■ Problem description ■
What lines of the data include the string "shown"? Copy them all.

■ Dataset entries ■
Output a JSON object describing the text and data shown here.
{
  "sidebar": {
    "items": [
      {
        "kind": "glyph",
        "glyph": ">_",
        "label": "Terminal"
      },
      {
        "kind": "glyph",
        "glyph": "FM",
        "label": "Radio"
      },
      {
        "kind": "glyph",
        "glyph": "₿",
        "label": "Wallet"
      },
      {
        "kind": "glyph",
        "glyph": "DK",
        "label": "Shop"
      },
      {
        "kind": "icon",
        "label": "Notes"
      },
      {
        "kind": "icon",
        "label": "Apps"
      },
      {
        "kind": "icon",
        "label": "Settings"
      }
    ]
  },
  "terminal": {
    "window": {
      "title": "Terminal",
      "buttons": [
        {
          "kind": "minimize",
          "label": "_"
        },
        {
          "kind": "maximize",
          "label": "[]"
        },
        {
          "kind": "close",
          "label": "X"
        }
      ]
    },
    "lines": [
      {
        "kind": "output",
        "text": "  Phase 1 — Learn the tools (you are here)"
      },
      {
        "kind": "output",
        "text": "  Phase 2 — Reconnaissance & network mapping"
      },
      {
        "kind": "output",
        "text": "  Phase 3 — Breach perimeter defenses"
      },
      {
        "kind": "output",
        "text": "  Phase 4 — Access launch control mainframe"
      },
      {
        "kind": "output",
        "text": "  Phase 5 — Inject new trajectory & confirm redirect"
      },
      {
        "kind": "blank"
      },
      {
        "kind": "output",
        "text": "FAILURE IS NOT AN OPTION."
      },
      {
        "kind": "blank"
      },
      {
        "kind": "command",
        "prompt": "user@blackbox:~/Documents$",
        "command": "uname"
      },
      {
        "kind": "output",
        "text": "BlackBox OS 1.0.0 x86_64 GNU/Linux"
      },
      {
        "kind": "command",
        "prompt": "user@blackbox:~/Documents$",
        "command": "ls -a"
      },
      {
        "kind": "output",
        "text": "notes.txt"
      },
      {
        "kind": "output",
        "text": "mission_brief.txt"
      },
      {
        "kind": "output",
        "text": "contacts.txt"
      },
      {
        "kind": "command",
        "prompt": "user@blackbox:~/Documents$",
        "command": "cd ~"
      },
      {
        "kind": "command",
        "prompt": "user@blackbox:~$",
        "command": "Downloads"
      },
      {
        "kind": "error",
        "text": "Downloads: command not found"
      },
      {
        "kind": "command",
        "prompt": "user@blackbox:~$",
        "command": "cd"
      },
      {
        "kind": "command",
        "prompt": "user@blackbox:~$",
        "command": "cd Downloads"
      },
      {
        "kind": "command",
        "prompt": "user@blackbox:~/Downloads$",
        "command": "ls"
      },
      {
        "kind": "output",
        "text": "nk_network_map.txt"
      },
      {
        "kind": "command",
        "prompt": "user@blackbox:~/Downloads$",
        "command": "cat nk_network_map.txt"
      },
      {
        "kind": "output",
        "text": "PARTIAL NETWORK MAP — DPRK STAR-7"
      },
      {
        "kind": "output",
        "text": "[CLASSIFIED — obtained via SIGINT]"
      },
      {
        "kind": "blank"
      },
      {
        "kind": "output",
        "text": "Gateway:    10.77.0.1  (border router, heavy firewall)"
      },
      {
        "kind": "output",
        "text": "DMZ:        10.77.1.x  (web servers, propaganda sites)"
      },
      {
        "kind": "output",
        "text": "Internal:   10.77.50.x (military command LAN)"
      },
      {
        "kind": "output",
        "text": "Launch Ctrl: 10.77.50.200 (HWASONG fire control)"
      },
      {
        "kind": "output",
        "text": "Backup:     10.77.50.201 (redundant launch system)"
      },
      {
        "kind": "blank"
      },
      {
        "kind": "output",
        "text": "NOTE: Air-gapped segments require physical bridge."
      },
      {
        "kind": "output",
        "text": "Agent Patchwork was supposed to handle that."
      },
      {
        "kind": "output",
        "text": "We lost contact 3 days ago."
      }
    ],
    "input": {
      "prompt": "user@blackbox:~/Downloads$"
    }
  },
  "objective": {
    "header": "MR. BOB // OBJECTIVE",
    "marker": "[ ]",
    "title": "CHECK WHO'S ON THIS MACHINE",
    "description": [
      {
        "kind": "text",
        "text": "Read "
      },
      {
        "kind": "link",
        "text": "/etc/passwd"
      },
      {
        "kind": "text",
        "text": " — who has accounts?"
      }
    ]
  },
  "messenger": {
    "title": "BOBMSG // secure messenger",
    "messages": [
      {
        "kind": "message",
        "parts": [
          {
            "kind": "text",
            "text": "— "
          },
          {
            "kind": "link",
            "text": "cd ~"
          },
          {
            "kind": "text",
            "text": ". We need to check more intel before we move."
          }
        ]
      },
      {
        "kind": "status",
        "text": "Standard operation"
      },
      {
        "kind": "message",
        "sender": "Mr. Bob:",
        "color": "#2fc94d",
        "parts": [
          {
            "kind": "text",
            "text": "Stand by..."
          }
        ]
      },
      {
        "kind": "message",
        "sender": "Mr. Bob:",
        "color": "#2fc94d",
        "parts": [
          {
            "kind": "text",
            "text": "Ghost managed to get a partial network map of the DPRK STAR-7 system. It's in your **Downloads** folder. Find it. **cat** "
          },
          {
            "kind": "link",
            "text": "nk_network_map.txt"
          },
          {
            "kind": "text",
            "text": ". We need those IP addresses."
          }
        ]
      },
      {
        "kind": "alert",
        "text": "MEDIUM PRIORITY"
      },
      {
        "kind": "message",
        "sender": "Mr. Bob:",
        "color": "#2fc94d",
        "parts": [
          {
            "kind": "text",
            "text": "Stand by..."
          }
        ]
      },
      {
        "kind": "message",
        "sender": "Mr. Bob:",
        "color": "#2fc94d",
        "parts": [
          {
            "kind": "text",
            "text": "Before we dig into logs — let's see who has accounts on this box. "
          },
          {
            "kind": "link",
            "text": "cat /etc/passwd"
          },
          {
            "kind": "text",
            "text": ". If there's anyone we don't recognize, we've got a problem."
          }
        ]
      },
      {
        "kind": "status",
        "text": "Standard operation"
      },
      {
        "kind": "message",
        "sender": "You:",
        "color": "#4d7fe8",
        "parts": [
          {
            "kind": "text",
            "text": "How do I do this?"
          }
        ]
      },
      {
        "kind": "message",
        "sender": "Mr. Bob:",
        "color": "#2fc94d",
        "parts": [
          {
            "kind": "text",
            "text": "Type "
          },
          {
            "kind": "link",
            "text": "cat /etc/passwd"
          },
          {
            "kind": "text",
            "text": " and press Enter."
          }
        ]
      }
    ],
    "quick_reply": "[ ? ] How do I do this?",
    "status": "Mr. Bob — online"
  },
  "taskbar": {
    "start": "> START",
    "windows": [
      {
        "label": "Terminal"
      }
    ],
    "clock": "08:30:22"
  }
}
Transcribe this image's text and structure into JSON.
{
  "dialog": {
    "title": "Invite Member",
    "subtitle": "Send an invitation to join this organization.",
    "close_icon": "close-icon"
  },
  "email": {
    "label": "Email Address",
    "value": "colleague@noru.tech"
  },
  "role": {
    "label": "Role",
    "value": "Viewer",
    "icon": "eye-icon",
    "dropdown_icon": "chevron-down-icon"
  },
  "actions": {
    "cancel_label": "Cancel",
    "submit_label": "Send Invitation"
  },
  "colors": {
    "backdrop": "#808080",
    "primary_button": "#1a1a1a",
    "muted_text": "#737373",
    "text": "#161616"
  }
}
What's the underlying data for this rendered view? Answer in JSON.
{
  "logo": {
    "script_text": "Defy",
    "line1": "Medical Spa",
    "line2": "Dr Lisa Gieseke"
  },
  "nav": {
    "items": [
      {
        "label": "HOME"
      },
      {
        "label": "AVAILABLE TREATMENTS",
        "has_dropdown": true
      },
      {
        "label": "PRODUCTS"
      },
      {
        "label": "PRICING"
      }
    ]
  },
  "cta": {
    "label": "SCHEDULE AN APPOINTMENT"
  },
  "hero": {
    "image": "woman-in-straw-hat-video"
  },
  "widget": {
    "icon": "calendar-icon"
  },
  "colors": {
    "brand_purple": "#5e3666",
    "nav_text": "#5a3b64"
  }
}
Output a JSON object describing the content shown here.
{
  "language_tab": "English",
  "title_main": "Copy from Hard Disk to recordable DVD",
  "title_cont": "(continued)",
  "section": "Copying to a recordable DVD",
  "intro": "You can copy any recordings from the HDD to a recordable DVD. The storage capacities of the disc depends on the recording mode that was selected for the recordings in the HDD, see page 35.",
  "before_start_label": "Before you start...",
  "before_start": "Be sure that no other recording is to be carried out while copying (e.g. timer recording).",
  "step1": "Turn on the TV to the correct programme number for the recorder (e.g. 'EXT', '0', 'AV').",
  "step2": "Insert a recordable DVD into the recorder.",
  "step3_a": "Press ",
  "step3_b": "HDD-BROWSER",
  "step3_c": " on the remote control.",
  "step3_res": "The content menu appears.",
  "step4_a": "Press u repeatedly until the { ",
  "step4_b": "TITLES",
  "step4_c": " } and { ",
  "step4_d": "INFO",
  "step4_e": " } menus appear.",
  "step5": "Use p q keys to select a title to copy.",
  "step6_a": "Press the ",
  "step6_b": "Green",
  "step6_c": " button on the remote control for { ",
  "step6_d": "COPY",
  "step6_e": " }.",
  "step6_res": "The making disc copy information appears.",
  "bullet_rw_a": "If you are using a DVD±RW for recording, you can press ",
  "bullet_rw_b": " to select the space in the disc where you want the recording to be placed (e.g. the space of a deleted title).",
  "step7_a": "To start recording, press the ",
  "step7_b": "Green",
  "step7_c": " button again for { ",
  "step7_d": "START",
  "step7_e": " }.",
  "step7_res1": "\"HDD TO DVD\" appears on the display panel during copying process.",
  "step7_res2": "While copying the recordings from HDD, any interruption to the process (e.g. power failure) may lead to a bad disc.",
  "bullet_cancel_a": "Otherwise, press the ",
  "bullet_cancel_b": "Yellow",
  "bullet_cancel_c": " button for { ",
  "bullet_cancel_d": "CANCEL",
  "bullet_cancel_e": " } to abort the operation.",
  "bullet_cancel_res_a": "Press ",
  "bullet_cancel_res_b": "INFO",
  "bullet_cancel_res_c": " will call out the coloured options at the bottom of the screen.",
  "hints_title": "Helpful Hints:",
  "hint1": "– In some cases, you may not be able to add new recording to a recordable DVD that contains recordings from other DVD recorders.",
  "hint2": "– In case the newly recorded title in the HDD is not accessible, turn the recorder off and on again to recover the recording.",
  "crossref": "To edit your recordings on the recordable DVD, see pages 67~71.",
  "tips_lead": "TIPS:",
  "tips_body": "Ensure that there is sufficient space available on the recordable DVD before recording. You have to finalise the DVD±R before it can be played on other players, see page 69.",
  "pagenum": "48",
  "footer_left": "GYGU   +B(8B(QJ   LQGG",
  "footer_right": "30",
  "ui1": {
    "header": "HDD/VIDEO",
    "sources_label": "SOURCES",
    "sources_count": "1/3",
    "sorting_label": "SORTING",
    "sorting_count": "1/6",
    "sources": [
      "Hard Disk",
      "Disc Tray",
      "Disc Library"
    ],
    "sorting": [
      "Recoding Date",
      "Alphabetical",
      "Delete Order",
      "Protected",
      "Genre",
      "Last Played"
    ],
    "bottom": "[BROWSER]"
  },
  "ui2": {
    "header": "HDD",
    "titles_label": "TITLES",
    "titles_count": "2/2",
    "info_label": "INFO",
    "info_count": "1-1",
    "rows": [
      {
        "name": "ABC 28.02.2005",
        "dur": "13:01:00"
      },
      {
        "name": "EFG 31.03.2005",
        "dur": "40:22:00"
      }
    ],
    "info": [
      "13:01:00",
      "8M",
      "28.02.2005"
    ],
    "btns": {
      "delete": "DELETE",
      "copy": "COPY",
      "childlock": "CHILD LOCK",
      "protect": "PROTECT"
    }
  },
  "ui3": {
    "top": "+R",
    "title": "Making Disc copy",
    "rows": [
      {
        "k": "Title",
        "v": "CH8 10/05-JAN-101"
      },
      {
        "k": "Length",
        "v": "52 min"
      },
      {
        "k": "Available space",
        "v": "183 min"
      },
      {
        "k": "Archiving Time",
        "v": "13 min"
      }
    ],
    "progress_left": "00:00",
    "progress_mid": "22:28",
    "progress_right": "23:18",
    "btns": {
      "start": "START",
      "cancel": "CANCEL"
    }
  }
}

■ Solution to this exercise ■
Output a JSON object describing the text and data shown here.
Output a JSON object describing the content shown here.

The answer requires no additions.